* Supplied material:
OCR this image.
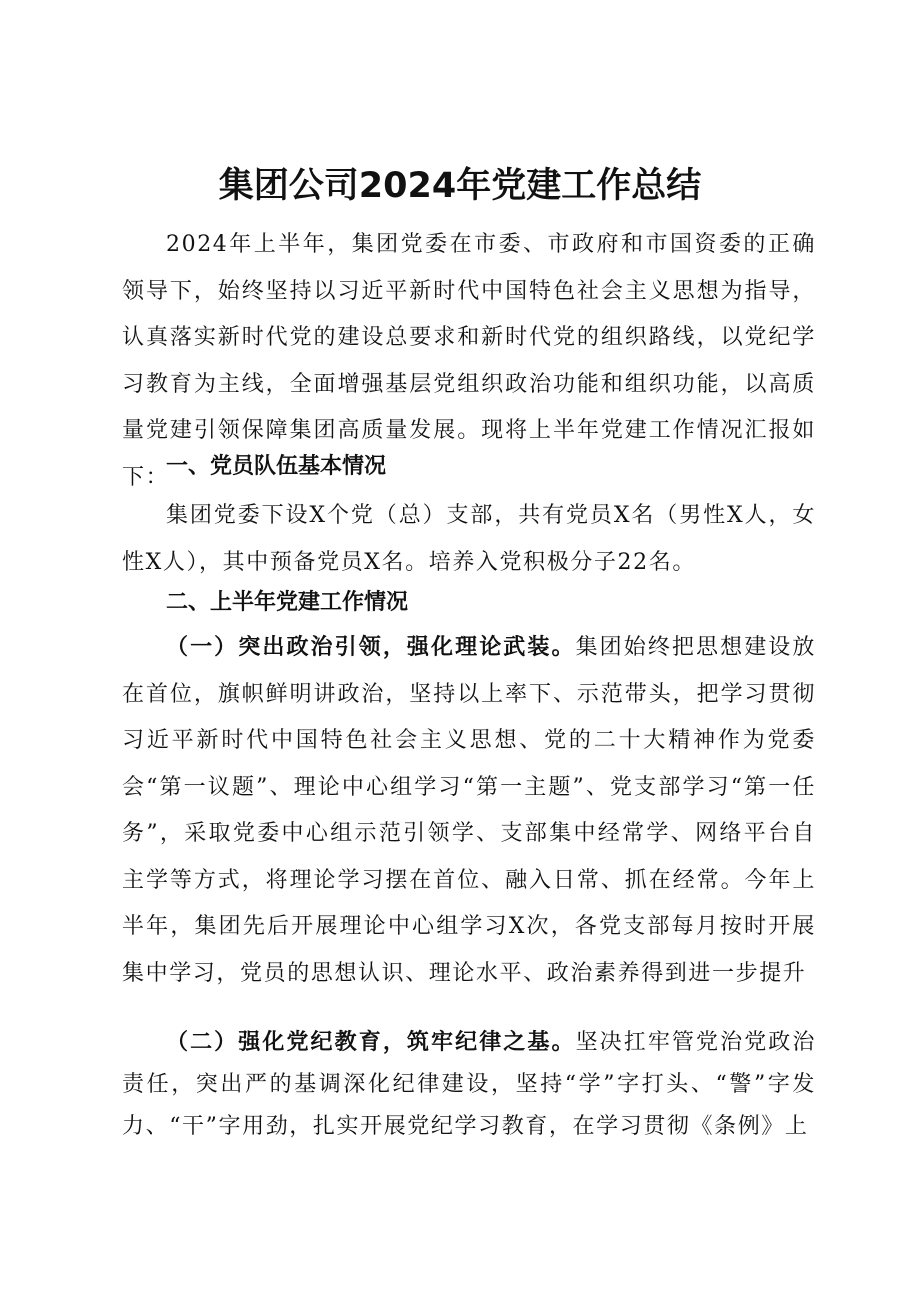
集团公司2024年党建工作总结

2024年上半年，集团党委在市委、市政府和市国资委的正确领导下，始终坚持以习近平新时代中国特色社会主义思想为指导，认真落实新时代党的建设总要求和新时代党的组织路线，以党纪学习教育为主线，全面增强基层党组织政治功能和组织功能，以高质量党建引领保障集团高质量发展。现将上半年党建工作情况汇报如下：

一、党员队伍基本情况

集团党委下设X个党（总）支部，共有党员X名（男性X人，女性X人），其中预备党员X名。培养入党积极分子22名。

二、上半年党建工作情况

（一）突出政治引领，强化理论武装。集团始终把思想建设放在首位，旗帜鲜明讲政治，坚持以上率下、示范带头，把学习贯彻习近平新时代中国特色社会主义思想、党的二十大精神作为党委会“第一议题”、理论中心组学习“第一主题”、党支部学习“第一任务”，采取党委中心组示范引领学、支部集中经常学、网络平台自主学等方式，将理论学习摆在首位、融入日常、抓在经常。今年上半年，集团先后开展理论中心组学习X次，各党支部每月按时开展集中学习，党员的思想认识、理论水平、政治素养得到进一步提升

（二）强化党纪教育，筑牢纪律之基。坚决扛牢管党治党政治责任，突出严的基调深化纪律建设，坚持“学”字打头、“警”字发力、“干”字用劲，扎实开展党纪学习教育，在学习贯彻《条例》上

* What the exercise asks: Omit pictures; set down the rest of the material word for word.

* Task output:
OCR this image.
集团公司2024年党建工作总结

2024年上半年，集团党委在市委、市政府和市国资委的正确领导下，始终坚持以习近平新时代中国特色社会主义思想为指导，认真落实新时代党的建设总要求和新时代党的组织路线，以党纪学习教育为主线，全面增强基层党组织政治功能和组织功能，以高质量党建引领保障集团高质量发展。现将上半年党建工作情况汇报如下：

一、党员队伍基本情况

集团党委下设X个党（总）支部，共有党员X名（男性X人，女性X人），其中预备党员X名。培养入党积极分子22名。

二、上半年党建工作情况

（一）突出政治引领，强化理论武装。集团始终把思想建设放在首位，旗帜鲜明讲政治，坚持以上率下、示范带头，把学习贯彻习近平新时代中国特色社会主义思想、党的二十大精神作为党委会“第一议题”、理论中心组学习“第一主题”、党支部学习“第一任务”，采取党委中心组示范引领学、支部集中经常学、网络平台自主学等方式，将理论学习摆在首位、融入日常、抓在经常。今年上半年，集团先后开展理论中心组学习X次，各党支部每月按时开展集中学习，党员的思想认识、理论水平、政治素养得到进一步提升

（二）强化党纪教育，筑牢纪律之基。坚决扛牢管党治党政治责任，突出严的基调深化纪律建设，坚持“学”字打头、“警”字发力、“干”字用劲，扎实开展党纪学习教育，在学习贯彻《条例》上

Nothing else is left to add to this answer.